§ To do:
Below are some records. Pull every line that contains the word "Tento".
─── Entries provided
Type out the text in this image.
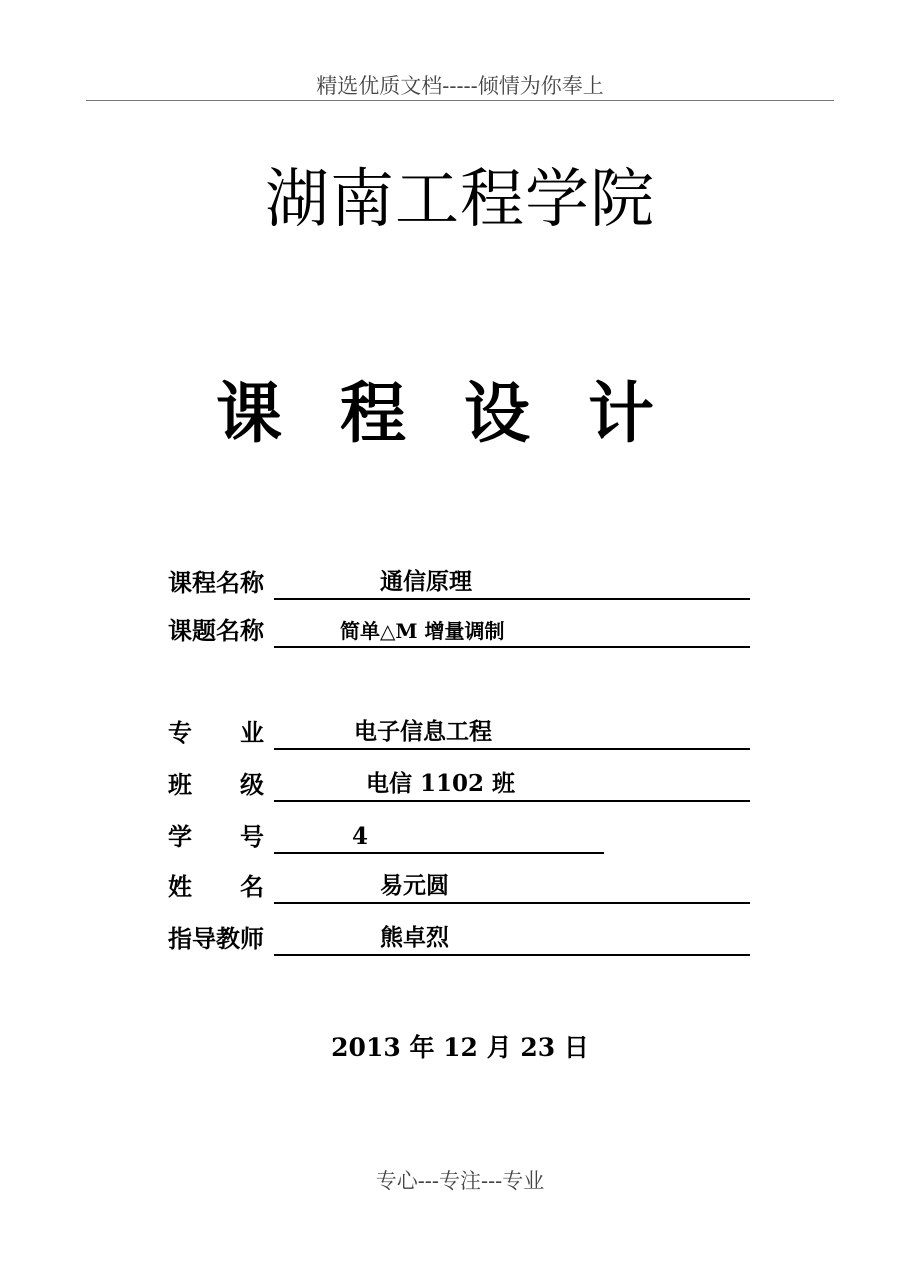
精选优质文档-----倾情为你奉上
湖南工程学院
课程设计
课程名称	通信原理
课题名称	简单△M 增量调制
专业 电子信息工程
班级 电信 1102 班
学号 4
姓名	易元圆
指导教师	熊卓烈
2013 年 12 月 23 日
专心---专注---专业
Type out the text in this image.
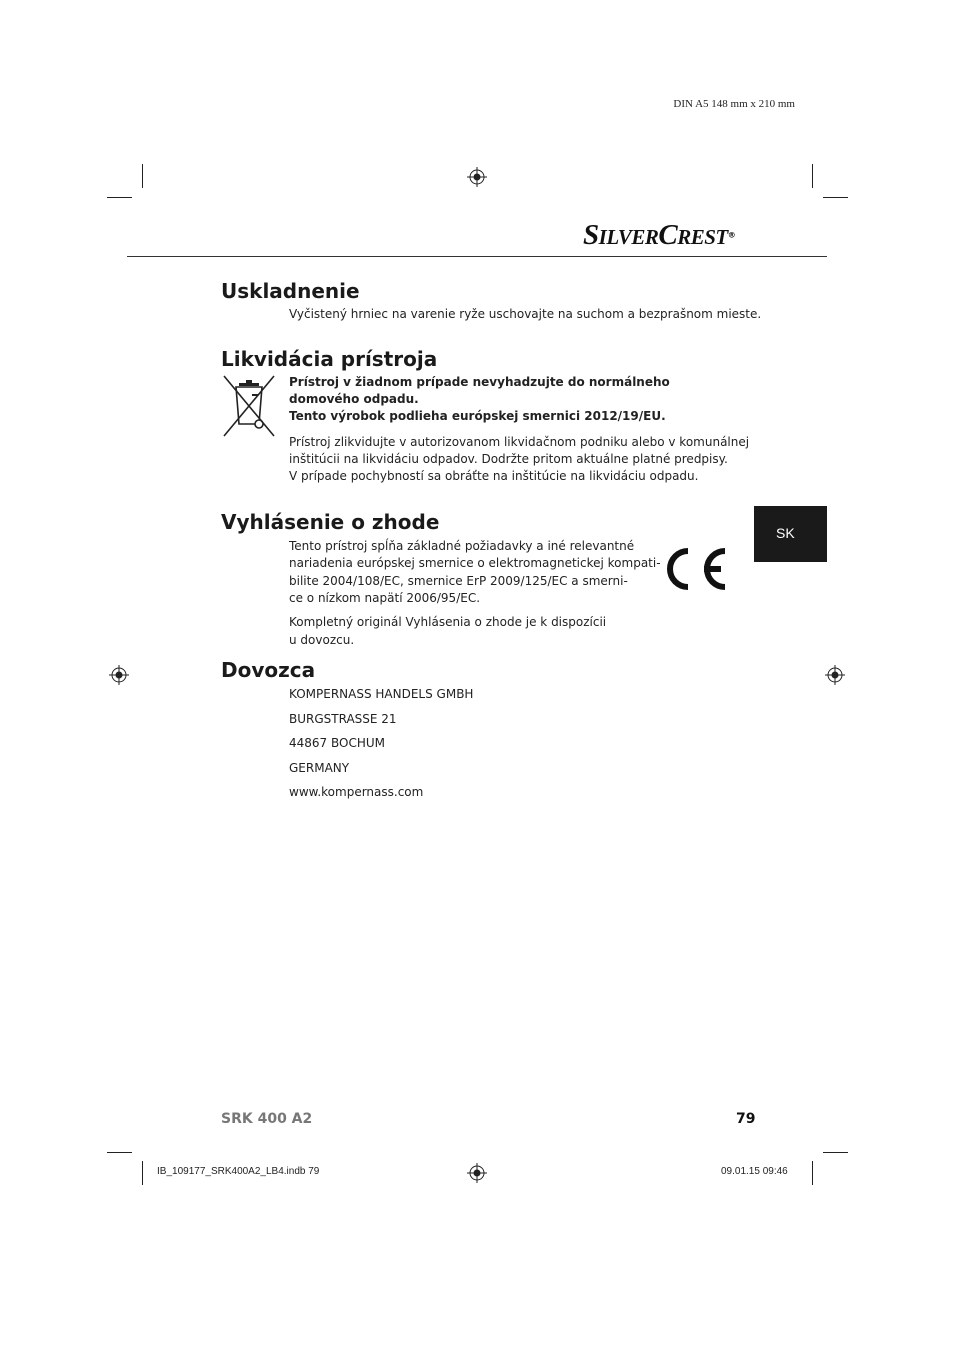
DIN A5 148 mm x 210 mm
SILVERCREST®
Uskladnenie
Vyčistený hrniec na varenie ryže uschovajte na suchom a bezprašnom mieste.
Likvidácia prístroja
Prístroj v žiadnom prípade nevyhadzujte do normálneho
domového odpadu.
Tento výrobok podlieha európskej smernici 2012/19/EU.
Prístroj zlikvidujte v autorizovanom likvidačnom podniku alebo v komunálnej
inštitúcii na likvidáciu odpadov. Dodržte pritom aktuálne platné predpisy.
V prípade pochybností sa obráťte na inštitúcie na likvidáciu odpadu.
Vyhlásenie o zhode
Tento prístroj spĺňa základné požiadavky a iné relevantné
nariadenia európskej smernice o elektromagnetickej kompati-
bilite 2004/108/EC, smernice ErP 2009/125/EC a smerni-
ce o nízkom napätí 2006/95/EC.
Kompletný originál Vyhlásenia o zhode je k dispozícii
u dovozcu.
SK
Dovozca
KOMPERNASS HANDELS GMBH
BURGSTRASSE 21
44867 BOCHUM
GERMANY
www.kompernass.com
SRK 400 A2	79
IB_109177_SRK400A2_LB4.indb 79	09.01.15 09:46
──────
§ Output for this exercise:
Tento výrobok podlieha európskej smernici 2012/19/EU.
Tento prístroj spĺňa základné požiadavky a iné relevantné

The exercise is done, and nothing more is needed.